> Data shown
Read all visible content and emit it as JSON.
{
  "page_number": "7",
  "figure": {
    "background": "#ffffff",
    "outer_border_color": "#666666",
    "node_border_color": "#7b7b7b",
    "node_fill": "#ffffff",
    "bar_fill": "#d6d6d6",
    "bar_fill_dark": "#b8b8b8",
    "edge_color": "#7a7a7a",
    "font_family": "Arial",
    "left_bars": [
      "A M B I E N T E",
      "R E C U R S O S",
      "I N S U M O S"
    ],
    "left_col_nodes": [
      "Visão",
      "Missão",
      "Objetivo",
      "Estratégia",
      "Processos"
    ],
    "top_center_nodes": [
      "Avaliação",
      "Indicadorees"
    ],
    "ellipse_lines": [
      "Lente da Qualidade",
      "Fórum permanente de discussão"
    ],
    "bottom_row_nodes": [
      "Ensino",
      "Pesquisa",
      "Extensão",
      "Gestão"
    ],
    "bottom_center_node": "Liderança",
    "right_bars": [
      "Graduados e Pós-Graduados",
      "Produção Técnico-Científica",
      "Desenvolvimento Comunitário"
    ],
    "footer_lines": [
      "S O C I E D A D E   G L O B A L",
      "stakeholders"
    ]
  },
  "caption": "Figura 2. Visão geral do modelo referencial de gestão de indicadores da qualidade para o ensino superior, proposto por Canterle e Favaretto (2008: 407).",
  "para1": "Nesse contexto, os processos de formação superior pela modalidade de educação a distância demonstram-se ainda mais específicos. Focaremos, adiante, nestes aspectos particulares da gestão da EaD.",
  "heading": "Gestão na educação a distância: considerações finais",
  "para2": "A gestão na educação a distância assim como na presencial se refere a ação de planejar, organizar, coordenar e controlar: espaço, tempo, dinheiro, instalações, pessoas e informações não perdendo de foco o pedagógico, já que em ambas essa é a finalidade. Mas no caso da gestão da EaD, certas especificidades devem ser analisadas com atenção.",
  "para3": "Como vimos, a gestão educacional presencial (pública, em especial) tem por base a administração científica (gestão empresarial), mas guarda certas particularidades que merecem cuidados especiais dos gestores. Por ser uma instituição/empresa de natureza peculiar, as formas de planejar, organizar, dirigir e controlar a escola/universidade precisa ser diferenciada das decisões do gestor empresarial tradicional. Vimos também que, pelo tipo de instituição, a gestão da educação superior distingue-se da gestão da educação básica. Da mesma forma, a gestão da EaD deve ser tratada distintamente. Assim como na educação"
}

> Task goal
Repeat each record exactly, leaving nothing out.

> Solution to this problem
Read all visible content and emit it as JSON.
{
  "page_number": "7",
  "figure": {
    "background": "#ffffff",
    "outer_border_color": "#666666",
    "node_border_color": "#7b7b7b",
    "node_fill": "#ffffff",
    "bar_fill": "#d6d6d6",
    "bar_fill_dark": "#b8b8b8",
    "edge_color": "#7a7a7a",
    "font_family": "Arial",
    "left_bars": [
      "A M B I E N T E",
      "R E C U R S O S",
      "I N S U M O S"
    ],
    "left_col_nodes": [
      "Visão",
      "Missão",
      "Objetivo",
      "Estratégia",
      "Processos"
    ],
    "top_center_nodes": [
      "Avaliação",
      "Indicadorees"
    ],
    "ellipse_lines": [
      "Lente da Qualidade",
      "Fórum permanente de discussão"
    ],
    "bottom_row_nodes": [
      "Ensino",
      "Pesquisa",
      "Extensão",
      "Gestão"
    ],
    "bottom_center_node": "Liderança",
    "right_bars": [
      "Graduados e Pós-Graduados",
      "Produção Técnico-Científica",
      "Desenvolvimento Comunitário"
    ],
    "footer_lines": [
      "S O C I E D A D E   G L O B A L",
      "stakeholders"
    ]
  },
  "caption": "Figura 2. Visão geral do modelo referencial de gestão de indicadores da qualidade para o ensino superior, proposto por Canterle e Favaretto (2008: 407).",
  "para1": "Nesse contexto, os processos de formação superior pela modalidade de educação a distância demonstram-se ainda mais específicos. Focaremos, adiante, nestes aspectos particulares da gestão da EaD.",
  "heading": "Gestão na educação a distância: considerações finais",
  "para2": "A gestão na educação a distância assim como na presencial se refere a ação de planejar, organizar, coordenar e controlar: espaço, tempo, dinheiro, instalações, pessoas e informações não perdendo de foco o pedagógico, já que em ambas essa é a finalidade. Mas no caso da gestão da EaD, certas especificidades devem ser analisadas com atenção.",
  "para3": "Como vimos, a gestão educacional presencial (pública, em especial) tem por base a administração científica (gestão empresarial), mas guarda certas particularidades que merecem cuidados especiais dos gestores. Por ser uma instituição/empresa de natureza peculiar, as formas de planejar, organizar, dirigir e controlar a escola/universidade precisa ser diferenciada das decisões do gestor empresarial tradicional. Vimos também que, pelo tipo de instituição, a gestão da educação superior distingue-se da gestão da educação básica. Da mesma forma, a gestão da EaD deve ser tratada distintamente. Assim como na educação"
}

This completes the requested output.